Work instructions: Copy out each line of the data holding "Temp".

* start Provided records *

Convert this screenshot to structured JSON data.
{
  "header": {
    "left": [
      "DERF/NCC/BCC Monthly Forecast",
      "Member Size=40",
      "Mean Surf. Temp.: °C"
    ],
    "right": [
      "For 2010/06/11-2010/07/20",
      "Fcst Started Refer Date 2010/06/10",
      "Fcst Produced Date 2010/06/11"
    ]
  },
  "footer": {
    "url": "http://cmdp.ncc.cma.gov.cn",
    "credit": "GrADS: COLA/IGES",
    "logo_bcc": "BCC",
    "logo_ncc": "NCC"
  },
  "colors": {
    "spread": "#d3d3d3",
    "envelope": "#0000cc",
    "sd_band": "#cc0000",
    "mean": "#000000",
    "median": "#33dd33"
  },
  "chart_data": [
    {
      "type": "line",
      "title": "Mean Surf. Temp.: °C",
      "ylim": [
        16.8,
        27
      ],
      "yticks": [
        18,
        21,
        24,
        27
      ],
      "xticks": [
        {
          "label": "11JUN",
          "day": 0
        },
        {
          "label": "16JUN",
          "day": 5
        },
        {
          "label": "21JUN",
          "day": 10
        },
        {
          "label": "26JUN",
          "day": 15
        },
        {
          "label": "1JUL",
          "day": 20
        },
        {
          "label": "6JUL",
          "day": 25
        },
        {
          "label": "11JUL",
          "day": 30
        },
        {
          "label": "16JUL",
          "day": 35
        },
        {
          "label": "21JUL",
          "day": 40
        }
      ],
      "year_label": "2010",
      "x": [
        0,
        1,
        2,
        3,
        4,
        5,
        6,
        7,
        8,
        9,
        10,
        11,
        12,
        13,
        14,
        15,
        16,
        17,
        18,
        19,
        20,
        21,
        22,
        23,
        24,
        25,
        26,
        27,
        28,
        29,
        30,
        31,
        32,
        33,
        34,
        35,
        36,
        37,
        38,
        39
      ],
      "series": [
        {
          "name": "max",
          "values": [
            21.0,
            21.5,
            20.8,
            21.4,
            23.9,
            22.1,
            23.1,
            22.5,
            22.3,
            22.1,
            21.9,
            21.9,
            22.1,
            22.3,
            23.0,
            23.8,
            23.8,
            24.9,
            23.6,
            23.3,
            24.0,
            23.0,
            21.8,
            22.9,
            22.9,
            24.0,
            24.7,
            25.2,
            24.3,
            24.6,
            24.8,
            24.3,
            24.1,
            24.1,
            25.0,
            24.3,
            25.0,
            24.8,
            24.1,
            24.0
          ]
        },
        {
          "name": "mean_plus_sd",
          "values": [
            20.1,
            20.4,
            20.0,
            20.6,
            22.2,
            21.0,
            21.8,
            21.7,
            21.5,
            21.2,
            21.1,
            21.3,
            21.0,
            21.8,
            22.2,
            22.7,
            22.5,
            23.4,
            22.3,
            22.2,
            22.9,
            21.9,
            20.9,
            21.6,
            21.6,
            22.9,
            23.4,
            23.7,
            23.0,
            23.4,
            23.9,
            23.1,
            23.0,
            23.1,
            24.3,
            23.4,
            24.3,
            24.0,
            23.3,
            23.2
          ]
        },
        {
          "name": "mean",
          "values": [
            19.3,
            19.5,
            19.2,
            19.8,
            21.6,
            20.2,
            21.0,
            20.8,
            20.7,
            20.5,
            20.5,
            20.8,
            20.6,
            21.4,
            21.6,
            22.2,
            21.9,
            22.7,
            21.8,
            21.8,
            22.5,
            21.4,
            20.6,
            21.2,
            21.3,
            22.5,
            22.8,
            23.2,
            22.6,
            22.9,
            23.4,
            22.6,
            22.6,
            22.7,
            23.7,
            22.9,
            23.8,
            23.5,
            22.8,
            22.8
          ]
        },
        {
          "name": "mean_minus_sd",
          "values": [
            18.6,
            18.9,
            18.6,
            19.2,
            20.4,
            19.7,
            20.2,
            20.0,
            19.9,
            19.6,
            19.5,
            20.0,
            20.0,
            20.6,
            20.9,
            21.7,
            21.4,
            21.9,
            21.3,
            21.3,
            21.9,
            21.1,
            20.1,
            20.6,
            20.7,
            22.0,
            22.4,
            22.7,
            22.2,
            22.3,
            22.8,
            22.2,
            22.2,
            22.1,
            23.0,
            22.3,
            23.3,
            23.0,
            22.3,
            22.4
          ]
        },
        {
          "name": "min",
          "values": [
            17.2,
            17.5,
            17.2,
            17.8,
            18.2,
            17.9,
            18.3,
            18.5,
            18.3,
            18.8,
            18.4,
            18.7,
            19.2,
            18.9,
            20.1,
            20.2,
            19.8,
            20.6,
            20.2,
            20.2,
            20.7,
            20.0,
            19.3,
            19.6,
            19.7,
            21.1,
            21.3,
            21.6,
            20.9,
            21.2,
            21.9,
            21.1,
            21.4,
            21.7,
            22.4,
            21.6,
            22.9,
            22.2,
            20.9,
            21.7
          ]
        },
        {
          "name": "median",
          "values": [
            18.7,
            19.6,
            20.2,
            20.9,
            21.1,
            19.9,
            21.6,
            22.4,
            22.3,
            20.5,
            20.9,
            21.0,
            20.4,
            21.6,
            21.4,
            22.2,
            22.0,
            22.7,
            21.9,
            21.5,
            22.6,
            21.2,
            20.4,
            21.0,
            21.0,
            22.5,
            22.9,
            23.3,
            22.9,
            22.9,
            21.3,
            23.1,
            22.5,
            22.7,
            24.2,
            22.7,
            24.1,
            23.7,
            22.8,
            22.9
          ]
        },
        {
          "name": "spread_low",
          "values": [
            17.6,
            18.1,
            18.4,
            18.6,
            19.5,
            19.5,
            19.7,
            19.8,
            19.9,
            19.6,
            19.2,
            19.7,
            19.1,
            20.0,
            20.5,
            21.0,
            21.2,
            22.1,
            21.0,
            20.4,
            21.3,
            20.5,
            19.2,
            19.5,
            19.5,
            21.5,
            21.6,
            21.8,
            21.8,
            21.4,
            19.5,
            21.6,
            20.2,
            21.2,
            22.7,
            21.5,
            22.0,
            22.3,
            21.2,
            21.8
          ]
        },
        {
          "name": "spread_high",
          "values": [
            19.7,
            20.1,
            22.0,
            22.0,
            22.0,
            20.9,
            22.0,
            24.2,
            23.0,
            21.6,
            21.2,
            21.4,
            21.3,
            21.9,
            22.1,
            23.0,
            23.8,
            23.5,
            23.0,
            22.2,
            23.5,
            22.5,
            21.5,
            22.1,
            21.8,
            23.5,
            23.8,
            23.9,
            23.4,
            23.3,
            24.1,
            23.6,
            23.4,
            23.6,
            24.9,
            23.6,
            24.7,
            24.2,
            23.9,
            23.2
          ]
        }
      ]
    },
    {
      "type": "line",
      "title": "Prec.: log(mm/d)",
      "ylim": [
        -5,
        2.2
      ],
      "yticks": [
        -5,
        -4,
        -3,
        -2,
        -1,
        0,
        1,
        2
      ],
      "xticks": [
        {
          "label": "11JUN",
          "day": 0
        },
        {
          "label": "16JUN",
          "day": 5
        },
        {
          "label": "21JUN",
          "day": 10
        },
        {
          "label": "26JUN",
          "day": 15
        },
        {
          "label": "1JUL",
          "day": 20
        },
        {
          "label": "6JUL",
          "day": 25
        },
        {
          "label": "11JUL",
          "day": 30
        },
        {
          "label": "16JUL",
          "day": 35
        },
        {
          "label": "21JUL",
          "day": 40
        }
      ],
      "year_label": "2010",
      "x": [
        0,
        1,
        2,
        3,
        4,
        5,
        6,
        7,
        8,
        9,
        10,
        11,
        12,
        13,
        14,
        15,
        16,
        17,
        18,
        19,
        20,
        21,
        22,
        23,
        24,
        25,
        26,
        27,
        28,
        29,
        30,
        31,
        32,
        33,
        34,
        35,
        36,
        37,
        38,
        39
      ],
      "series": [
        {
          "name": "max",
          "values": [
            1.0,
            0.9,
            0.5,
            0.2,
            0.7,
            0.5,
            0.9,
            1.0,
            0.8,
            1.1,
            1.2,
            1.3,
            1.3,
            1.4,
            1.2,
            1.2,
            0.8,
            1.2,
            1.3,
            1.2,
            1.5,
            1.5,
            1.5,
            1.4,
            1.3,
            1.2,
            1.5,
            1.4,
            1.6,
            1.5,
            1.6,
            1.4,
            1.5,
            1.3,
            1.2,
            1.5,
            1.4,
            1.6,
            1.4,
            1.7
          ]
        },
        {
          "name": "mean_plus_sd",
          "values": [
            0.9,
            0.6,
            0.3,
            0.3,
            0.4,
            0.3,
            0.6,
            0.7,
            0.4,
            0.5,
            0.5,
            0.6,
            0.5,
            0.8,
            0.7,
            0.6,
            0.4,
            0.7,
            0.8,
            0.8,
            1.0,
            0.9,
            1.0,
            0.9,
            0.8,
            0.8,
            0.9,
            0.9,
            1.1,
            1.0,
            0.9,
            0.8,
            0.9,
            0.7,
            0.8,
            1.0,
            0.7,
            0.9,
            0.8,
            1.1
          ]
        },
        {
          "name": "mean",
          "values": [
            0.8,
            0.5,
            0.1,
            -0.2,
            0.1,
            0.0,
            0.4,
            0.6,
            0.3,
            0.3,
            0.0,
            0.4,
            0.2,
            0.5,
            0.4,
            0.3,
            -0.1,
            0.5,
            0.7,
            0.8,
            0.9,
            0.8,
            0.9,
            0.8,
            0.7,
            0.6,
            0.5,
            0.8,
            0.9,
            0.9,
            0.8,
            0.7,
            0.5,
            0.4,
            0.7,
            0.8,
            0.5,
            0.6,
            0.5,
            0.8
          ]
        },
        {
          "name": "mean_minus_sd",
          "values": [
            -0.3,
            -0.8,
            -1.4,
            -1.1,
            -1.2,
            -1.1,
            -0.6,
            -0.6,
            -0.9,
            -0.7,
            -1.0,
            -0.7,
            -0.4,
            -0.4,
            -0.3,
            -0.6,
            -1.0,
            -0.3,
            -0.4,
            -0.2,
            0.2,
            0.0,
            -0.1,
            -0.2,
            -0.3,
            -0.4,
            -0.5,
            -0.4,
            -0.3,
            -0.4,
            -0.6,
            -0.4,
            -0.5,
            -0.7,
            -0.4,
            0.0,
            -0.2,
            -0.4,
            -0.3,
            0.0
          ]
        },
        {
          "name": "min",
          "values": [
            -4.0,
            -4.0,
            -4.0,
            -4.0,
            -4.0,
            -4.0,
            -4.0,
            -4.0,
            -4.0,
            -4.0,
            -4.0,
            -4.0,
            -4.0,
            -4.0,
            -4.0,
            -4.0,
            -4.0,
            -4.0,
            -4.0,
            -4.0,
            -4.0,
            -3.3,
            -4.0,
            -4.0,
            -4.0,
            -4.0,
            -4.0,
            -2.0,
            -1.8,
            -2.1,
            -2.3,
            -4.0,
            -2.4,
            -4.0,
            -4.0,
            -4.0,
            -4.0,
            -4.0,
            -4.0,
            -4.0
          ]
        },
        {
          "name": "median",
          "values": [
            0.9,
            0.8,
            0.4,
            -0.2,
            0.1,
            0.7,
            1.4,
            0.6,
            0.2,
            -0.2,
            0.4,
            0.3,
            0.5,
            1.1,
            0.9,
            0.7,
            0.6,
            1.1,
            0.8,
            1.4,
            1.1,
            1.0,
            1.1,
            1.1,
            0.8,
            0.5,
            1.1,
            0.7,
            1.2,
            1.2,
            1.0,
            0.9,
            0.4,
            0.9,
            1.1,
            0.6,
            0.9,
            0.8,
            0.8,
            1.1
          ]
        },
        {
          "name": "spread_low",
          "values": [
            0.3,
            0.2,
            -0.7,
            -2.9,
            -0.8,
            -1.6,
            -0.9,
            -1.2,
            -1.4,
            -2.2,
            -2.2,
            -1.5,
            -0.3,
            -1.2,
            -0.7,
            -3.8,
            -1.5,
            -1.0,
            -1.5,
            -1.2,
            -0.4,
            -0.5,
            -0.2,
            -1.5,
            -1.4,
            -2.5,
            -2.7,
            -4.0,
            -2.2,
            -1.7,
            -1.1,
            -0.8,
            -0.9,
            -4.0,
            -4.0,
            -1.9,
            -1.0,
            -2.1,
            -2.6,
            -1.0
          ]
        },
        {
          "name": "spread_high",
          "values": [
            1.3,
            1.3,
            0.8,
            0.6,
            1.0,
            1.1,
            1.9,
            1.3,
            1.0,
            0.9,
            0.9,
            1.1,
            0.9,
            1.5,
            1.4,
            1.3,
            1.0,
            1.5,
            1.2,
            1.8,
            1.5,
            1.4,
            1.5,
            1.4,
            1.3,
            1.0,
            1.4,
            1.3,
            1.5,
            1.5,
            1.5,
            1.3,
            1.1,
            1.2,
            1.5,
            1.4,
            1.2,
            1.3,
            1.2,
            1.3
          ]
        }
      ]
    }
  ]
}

* end Provided records *

Expected output:
      "Mean Surf. Temp.: °C"
      "title": "Mean Surf. Temp.: °C",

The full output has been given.